Check each line of the material below, and copy it if it holds the string "XXXX信息技术有限公司".

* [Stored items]
┄┄┄┄┄┄

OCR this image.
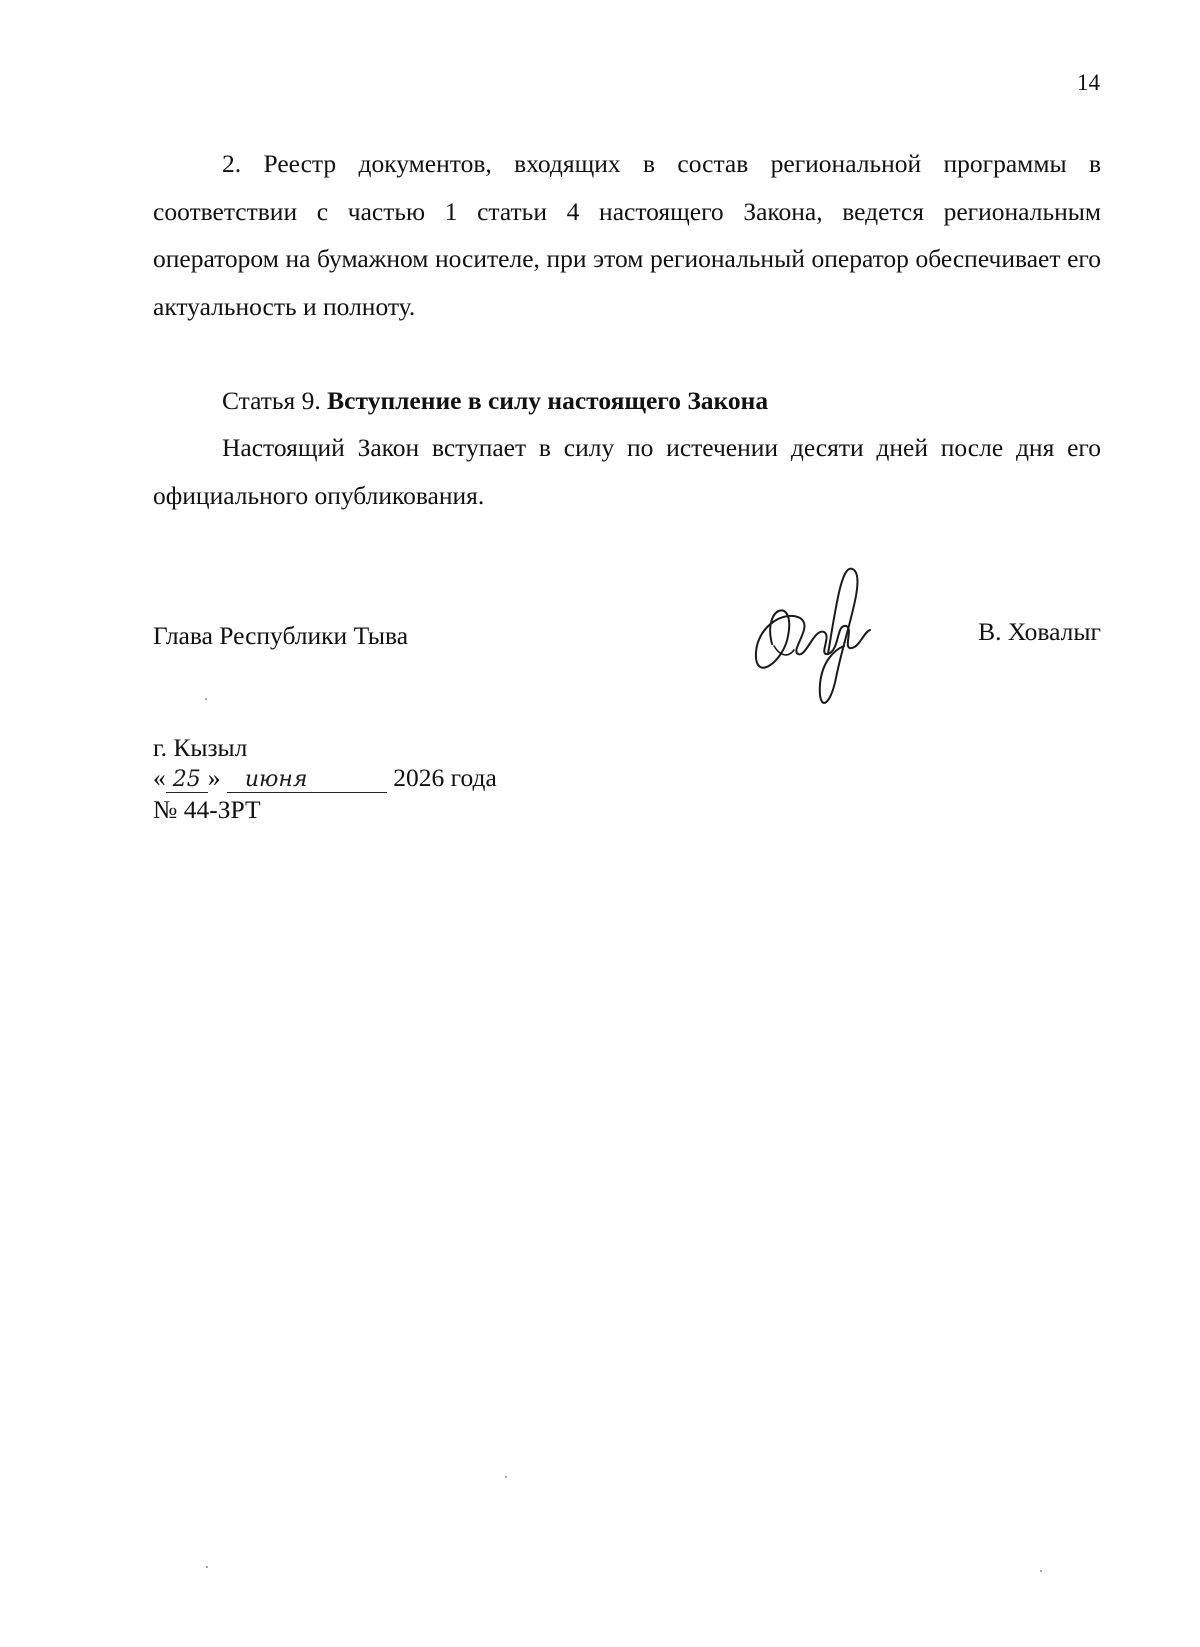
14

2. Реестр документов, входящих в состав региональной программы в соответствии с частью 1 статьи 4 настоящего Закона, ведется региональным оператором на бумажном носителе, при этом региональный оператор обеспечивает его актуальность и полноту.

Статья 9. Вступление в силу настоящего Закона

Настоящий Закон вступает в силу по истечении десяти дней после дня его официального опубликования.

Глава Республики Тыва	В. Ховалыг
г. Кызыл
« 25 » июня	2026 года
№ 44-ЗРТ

┄┄┄┄┄┄

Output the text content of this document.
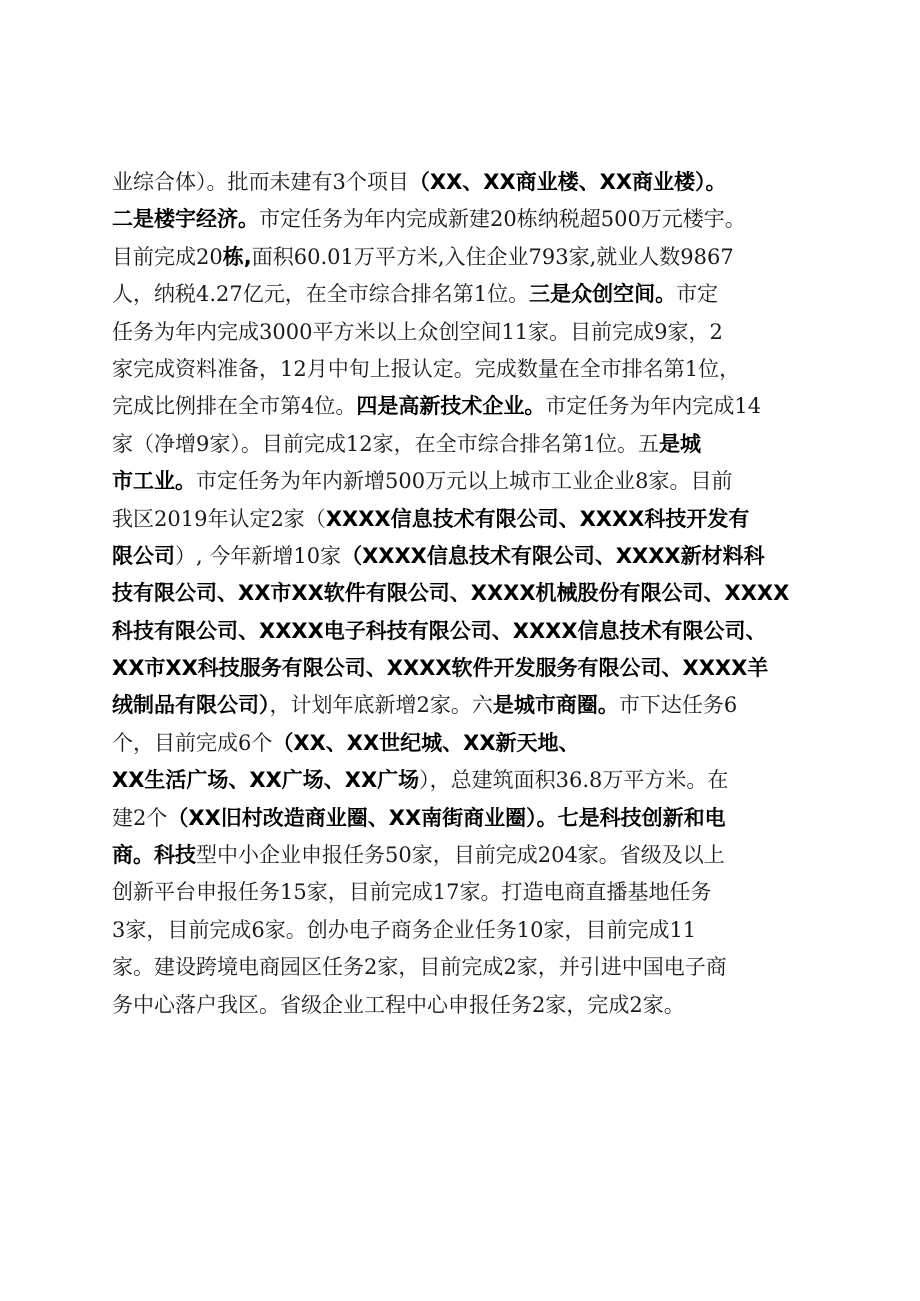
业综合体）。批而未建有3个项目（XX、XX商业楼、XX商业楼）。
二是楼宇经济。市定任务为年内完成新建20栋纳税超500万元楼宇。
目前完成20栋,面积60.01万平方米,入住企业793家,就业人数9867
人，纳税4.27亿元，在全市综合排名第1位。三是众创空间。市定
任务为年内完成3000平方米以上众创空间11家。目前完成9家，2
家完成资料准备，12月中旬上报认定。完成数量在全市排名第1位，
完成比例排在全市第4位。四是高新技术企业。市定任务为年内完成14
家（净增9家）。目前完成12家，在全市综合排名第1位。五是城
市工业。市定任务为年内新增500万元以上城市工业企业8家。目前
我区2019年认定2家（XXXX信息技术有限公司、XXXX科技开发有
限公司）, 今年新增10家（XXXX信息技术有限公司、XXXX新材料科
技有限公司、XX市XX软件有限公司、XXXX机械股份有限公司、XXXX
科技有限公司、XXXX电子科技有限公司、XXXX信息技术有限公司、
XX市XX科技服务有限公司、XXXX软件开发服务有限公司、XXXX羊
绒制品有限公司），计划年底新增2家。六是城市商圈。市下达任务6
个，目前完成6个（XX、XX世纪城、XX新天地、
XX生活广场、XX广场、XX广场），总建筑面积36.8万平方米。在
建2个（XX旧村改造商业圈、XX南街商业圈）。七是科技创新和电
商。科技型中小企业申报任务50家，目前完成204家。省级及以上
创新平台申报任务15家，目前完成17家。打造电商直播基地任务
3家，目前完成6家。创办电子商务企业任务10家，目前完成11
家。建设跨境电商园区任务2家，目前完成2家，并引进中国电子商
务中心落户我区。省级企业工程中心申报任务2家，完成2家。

┄┄┄┄┄┄

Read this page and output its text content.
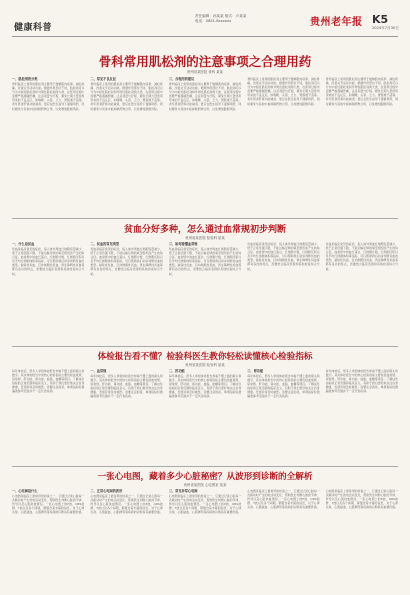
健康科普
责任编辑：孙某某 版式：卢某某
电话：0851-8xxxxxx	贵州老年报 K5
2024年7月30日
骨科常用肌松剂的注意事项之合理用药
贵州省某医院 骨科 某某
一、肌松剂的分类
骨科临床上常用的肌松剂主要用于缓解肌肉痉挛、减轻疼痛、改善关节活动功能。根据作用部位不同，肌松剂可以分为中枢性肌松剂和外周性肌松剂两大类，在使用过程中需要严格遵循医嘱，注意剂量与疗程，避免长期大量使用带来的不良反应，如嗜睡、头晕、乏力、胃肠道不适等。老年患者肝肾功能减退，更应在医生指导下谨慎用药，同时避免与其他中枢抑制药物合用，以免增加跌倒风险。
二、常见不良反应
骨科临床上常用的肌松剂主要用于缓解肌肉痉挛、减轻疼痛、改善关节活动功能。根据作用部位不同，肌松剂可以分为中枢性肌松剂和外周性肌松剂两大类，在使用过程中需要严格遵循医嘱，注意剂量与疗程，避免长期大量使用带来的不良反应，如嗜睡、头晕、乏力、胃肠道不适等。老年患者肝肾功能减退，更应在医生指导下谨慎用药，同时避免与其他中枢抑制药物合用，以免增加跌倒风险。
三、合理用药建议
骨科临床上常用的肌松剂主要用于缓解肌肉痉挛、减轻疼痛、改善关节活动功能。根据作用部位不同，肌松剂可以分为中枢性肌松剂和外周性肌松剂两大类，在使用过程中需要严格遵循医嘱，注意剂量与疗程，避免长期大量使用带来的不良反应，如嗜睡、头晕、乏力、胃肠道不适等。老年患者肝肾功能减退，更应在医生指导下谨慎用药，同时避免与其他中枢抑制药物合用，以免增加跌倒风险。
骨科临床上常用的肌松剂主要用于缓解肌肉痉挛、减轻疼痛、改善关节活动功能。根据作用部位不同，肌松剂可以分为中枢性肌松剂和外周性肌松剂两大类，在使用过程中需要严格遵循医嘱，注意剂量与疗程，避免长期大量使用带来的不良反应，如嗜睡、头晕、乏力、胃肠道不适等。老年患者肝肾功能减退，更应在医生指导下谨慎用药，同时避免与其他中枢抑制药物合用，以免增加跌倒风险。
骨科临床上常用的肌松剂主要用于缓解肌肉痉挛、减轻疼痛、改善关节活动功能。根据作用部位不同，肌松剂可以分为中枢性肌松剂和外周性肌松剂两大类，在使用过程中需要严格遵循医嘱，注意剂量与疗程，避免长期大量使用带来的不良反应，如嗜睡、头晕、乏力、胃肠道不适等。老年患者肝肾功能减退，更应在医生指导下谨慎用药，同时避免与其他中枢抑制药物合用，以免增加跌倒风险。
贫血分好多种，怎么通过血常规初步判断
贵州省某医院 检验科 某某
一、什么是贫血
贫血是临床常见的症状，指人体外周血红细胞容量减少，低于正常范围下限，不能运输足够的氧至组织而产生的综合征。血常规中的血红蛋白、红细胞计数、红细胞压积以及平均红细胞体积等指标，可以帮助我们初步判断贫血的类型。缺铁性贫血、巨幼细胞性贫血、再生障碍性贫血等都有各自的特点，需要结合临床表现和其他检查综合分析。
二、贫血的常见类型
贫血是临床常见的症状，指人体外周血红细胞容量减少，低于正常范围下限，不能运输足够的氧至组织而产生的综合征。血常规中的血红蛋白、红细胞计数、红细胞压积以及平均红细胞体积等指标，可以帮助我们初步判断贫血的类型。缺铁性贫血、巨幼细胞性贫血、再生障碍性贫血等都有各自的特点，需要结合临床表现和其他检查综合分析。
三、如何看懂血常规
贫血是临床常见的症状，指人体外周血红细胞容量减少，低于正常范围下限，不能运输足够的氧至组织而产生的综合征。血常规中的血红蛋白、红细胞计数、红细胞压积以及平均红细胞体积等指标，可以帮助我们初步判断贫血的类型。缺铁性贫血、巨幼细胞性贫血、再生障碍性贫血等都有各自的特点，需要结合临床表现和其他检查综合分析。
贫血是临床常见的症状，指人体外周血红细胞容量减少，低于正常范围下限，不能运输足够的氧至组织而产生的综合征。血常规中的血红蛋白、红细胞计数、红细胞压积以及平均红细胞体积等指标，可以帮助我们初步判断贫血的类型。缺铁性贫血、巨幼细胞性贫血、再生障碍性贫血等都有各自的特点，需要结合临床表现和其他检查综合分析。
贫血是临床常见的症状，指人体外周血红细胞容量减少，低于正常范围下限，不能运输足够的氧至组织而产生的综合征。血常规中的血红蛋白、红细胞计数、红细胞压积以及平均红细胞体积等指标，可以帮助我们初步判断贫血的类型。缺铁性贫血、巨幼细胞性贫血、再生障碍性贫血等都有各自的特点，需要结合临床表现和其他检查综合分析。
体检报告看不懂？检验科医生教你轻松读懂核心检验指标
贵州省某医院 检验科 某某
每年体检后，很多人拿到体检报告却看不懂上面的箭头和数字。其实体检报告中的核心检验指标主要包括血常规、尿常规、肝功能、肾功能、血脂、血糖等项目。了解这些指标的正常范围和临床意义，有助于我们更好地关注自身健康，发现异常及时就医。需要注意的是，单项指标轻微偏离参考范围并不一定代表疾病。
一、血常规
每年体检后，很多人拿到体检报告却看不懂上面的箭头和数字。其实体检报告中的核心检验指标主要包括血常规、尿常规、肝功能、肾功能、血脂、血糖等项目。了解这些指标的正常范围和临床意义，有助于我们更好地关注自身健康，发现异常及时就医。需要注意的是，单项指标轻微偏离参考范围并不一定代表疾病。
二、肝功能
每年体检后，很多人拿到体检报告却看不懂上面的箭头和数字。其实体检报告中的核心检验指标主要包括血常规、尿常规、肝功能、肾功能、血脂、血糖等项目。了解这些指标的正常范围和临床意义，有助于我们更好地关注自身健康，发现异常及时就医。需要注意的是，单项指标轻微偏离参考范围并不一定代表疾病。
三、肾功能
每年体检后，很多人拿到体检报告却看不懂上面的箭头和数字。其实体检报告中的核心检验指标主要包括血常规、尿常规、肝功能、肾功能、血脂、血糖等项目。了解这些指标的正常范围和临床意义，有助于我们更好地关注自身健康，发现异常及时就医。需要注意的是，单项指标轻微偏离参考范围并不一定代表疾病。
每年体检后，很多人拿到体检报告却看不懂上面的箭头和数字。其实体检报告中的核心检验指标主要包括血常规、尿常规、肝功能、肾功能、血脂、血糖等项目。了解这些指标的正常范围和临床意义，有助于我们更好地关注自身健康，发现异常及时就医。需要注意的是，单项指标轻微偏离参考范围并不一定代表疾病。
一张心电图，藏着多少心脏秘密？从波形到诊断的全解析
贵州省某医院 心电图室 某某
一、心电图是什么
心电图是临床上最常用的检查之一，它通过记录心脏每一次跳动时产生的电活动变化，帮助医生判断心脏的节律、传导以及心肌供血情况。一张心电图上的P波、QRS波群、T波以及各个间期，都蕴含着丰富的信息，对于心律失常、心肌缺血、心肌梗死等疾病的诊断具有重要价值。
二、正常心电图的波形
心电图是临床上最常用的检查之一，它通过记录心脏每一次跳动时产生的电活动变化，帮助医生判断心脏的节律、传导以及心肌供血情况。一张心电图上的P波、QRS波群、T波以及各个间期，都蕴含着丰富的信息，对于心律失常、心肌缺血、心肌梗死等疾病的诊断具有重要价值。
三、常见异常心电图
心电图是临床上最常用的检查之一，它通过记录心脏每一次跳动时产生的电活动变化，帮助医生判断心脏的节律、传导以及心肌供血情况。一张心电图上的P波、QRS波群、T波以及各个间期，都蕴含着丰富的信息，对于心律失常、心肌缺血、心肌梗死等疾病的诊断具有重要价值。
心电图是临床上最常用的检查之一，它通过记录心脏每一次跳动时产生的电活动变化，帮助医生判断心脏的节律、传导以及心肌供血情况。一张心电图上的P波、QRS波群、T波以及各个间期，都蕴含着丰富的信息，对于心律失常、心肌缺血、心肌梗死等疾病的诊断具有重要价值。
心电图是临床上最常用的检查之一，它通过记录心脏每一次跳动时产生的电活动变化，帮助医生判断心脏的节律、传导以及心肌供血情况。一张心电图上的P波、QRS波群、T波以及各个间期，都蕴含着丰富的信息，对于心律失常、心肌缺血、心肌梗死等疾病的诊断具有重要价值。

┄┄┄┄┄┄

* [Written reply]
我区2019年认定2家（XXXX信息技术有限公司、XXXX科技开发有
限公司）, 今年新增10家（XXXX信息技术有限公司、XXXX新材料科
科技有限公司、XXXX电子科技有限公司、XXXX信息技术有限公司、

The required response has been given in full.